Aim = Your task is to extract every line from the material below exactly.

========================================

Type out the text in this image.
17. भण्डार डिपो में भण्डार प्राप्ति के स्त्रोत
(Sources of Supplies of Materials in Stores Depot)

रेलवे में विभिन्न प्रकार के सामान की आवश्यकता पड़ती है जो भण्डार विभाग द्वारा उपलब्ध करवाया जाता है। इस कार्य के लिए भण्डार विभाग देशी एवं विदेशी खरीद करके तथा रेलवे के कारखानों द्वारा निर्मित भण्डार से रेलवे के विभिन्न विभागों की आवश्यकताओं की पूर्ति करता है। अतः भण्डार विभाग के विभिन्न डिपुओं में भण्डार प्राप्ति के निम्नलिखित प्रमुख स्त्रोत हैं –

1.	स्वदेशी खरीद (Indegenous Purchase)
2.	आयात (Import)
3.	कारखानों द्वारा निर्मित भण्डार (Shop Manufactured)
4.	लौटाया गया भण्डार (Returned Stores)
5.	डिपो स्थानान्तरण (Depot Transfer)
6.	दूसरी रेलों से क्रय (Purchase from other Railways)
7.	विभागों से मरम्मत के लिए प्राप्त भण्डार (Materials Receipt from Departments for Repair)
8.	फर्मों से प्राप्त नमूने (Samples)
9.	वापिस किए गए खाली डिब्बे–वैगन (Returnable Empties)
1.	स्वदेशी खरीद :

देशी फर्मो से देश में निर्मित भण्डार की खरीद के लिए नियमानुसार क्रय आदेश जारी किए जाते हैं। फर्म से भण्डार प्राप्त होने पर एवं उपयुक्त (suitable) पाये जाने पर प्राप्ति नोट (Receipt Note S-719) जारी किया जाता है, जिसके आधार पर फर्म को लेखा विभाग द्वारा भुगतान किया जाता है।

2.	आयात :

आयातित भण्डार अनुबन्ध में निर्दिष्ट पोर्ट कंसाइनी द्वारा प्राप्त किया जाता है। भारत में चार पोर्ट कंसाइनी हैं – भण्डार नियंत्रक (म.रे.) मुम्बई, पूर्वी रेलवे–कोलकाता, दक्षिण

========================================

Answer in full =
Type out the text in this image.
17. भण्डार डिपो में भण्डार प्राप्ति के स्त्रोत
(Sources of Supplies of Materials in Stores Depot)

रेलवे में विभिन्न प्रकार के सामान की आवश्यकता पड़ती है जो भण्डार विभाग द्वारा उपलब्ध करवाया जाता है। इस कार्य के लिए भण्डार विभाग देशी एवं विदेशी खरीद करके तथा रेलवे के कारखानों द्वारा निर्मित भण्डार से रेलवे के विभिन्न विभागों की आवश्यकताओं की पूर्ति करता है। अतः भण्डार विभाग के विभिन्न डिपुओं में भण्डार प्राप्ति के निम्नलिखित प्रमुख स्त्रोत हैं –

1.	स्वदेशी खरीद (Indegenous Purchase)
2.	आयात (Import)
3.	कारखानों द्वारा निर्मित भण्डार (Shop Manufactured)
4.	लौटाया गया भण्डार (Returned Stores)
5.	डिपो स्थानान्तरण (Depot Transfer)
6.	दूसरी रेलों से क्रय (Purchase from other Railways)
7.	विभागों से मरम्मत के लिए प्राप्त भण्डार (Materials Receipt from Departments for Repair)
8.	फर्मों से प्राप्त नमूने (Samples)
9.	वापिस किए गए खाली डिब्बे–वैगन (Returnable Empties)
1.	स्वदेशी खरीद :

देशी फर्मो से देश में निर्मित भण्डार की खरीद के लिए नियमानुसार क्रय आदेश जारी किए जाते हैं। फर्म से भण्डार प्राप्त होने पर एवं उपयुक्त (suitable) पाये जाने पर प्राप्ति नोट (Receipt Note S-719) जारी किया जाता है, जिसके आधार पर फर्म को लेखा विभाग द्वारा भुगतान किया जाता है।

2.	आयात :

आयातित भण्डार अनुबन्ध में निर्दिष्ट पोर्ट कंसाइनी द्वारा प्राप्त किया जाता है। भारत में चार पोर्ट कंसाइनी हैं – भण्डार नियंत्रक (म.रे.) मुम्बई, पूर्वी रेलवे–कोलकाता, दक्षिण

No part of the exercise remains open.